Goal of the exercise: Extract all lines that hold the string "title".
......
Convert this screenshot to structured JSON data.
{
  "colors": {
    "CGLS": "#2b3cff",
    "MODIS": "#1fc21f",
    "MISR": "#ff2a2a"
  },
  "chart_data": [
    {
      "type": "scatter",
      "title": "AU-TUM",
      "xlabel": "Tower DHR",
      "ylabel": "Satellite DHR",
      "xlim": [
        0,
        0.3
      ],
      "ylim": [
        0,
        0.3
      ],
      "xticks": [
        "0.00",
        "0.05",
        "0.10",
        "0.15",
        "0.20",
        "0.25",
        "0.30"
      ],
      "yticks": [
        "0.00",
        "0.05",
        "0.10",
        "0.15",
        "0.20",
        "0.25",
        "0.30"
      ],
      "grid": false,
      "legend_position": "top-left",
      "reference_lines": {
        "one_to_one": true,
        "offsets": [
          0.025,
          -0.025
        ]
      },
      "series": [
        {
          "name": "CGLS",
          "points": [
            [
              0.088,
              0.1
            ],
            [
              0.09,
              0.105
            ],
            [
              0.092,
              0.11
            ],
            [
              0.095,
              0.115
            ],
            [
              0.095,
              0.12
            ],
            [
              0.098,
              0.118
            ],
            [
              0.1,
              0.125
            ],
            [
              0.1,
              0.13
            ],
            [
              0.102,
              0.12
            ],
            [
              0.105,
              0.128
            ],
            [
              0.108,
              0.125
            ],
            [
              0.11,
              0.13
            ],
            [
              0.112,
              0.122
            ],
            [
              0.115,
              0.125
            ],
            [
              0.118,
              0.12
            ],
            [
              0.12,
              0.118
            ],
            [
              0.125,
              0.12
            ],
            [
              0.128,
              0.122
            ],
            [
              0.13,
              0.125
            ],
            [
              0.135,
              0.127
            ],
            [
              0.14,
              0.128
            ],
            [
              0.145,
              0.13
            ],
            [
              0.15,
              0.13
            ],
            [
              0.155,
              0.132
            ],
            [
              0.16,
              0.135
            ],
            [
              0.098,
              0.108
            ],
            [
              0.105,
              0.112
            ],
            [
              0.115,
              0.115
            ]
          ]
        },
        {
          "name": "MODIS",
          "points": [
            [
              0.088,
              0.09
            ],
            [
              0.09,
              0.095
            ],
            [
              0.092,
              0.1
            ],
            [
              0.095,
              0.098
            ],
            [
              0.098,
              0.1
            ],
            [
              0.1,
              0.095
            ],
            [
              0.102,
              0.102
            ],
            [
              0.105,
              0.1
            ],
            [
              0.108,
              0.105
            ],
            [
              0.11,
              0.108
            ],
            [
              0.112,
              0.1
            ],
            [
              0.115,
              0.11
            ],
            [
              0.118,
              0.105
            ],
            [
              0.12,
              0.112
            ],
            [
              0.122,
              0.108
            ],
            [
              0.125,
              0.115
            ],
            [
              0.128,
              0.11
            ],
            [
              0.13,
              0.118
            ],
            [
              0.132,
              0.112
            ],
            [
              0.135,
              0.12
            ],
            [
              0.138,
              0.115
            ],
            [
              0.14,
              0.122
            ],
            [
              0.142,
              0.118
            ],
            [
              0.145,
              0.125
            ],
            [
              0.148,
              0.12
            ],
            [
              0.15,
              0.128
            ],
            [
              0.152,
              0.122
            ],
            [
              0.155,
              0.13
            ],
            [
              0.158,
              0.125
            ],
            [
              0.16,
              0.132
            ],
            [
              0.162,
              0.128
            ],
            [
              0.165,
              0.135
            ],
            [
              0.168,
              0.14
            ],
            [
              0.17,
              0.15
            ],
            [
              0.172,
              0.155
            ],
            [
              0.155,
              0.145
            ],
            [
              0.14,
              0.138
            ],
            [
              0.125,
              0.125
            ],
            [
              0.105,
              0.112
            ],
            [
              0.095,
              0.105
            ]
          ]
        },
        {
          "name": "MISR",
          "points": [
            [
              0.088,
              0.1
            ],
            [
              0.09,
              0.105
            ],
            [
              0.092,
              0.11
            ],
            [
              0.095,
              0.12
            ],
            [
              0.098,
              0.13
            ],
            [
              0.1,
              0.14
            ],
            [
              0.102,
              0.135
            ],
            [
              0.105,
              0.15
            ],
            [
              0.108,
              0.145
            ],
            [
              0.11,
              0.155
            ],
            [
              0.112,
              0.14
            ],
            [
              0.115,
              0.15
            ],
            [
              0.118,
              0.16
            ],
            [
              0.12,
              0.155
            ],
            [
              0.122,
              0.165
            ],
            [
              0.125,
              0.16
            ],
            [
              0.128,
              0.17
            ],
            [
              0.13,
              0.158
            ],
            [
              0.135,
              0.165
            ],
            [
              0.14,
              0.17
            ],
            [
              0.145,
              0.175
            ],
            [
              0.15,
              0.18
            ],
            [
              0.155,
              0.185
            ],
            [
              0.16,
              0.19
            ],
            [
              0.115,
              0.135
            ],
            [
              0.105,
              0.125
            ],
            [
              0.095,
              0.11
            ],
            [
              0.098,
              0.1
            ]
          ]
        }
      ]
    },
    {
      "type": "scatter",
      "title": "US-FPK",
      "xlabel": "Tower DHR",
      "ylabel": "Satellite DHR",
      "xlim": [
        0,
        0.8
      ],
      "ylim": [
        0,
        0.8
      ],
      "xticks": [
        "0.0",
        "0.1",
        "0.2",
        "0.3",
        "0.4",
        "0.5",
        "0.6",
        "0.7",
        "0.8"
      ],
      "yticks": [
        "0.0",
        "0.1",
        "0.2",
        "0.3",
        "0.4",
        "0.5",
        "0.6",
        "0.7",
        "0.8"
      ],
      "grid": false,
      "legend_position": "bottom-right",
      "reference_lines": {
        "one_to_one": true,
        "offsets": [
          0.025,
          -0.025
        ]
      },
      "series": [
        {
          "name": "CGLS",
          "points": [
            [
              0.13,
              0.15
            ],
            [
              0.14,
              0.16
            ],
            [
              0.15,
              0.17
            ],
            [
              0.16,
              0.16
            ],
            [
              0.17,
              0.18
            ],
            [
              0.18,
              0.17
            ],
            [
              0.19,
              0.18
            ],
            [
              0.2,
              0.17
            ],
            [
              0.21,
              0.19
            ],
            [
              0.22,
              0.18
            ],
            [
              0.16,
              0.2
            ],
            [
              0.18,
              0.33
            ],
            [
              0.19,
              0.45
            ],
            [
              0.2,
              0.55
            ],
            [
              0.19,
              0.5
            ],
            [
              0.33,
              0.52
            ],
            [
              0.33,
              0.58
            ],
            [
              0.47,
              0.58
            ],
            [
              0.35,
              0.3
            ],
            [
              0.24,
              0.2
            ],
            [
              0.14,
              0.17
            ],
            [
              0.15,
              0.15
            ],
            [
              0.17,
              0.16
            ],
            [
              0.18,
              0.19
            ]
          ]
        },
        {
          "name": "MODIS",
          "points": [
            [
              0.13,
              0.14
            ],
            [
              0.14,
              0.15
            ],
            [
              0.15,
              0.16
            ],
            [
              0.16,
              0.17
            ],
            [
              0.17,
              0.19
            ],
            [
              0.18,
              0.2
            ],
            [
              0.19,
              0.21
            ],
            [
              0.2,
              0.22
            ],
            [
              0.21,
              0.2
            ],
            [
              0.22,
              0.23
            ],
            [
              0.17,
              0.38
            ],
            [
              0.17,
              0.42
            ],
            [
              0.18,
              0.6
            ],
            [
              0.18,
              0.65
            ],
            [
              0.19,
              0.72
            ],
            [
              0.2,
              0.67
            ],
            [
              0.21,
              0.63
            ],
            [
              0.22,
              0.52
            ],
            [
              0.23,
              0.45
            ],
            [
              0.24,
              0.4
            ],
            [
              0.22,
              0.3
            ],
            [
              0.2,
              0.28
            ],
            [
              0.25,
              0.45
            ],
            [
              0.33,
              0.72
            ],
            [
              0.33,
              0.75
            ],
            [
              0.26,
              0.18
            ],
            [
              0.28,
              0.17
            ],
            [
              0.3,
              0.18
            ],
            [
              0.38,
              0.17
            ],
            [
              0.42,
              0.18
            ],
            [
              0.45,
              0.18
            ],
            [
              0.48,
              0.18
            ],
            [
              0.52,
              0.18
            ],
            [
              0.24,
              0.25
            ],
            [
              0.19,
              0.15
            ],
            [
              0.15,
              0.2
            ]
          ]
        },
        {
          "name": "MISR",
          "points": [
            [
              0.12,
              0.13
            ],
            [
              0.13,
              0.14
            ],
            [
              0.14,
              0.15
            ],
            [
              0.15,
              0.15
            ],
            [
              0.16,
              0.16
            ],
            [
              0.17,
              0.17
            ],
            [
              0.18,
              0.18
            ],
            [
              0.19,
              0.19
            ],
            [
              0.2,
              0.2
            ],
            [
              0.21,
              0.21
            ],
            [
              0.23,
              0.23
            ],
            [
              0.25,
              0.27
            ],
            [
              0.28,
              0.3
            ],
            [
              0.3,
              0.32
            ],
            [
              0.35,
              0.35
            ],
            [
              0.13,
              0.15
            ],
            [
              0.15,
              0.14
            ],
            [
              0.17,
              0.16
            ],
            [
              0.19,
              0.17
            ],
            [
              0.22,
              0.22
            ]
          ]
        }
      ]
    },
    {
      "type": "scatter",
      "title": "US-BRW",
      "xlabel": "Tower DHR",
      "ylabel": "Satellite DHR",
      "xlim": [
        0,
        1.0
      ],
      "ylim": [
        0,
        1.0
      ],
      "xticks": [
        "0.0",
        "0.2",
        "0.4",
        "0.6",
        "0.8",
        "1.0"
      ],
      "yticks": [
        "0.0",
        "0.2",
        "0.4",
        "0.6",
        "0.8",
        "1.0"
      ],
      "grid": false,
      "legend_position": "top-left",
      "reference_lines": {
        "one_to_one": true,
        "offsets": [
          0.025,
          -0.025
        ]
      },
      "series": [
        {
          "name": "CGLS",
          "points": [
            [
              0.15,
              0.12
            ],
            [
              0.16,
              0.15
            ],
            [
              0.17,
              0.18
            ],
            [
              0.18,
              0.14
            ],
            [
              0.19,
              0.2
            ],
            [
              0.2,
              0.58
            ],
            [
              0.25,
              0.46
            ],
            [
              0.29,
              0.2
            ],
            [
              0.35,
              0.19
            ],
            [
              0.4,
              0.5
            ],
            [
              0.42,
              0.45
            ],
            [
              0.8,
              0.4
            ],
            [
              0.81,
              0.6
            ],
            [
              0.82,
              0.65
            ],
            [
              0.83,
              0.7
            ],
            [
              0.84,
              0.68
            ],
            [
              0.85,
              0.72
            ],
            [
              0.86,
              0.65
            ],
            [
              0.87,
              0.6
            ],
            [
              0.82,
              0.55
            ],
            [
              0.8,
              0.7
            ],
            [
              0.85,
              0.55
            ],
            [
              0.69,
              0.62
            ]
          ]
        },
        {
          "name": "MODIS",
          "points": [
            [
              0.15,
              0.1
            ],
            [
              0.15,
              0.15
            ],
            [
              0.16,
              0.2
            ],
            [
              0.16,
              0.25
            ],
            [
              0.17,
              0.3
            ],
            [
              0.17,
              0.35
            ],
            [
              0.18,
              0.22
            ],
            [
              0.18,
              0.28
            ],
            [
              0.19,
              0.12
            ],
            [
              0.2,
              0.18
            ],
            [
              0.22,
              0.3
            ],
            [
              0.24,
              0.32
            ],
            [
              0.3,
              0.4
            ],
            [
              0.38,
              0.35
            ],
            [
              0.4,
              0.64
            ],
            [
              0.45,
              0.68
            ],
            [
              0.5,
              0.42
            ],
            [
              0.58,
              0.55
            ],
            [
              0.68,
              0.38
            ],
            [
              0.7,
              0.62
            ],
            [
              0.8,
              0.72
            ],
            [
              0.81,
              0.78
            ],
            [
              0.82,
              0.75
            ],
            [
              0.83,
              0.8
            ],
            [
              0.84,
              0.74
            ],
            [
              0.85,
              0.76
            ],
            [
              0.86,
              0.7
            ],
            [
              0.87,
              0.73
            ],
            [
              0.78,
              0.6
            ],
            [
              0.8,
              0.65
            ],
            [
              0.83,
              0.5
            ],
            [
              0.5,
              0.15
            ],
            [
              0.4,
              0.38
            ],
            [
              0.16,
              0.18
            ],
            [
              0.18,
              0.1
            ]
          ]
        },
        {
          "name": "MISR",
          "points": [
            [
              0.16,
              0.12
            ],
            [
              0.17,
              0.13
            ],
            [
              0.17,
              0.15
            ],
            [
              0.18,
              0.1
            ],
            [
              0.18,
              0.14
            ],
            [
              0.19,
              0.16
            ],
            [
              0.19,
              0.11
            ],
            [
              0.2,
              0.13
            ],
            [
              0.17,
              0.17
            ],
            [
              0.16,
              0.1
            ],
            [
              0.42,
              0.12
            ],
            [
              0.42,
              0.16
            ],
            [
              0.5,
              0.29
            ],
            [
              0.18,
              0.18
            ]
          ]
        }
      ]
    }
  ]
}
......
Answer to this problem:
      "title": "AU-TUM",
      "title": "US-FPK",
      "title": "US-BRW",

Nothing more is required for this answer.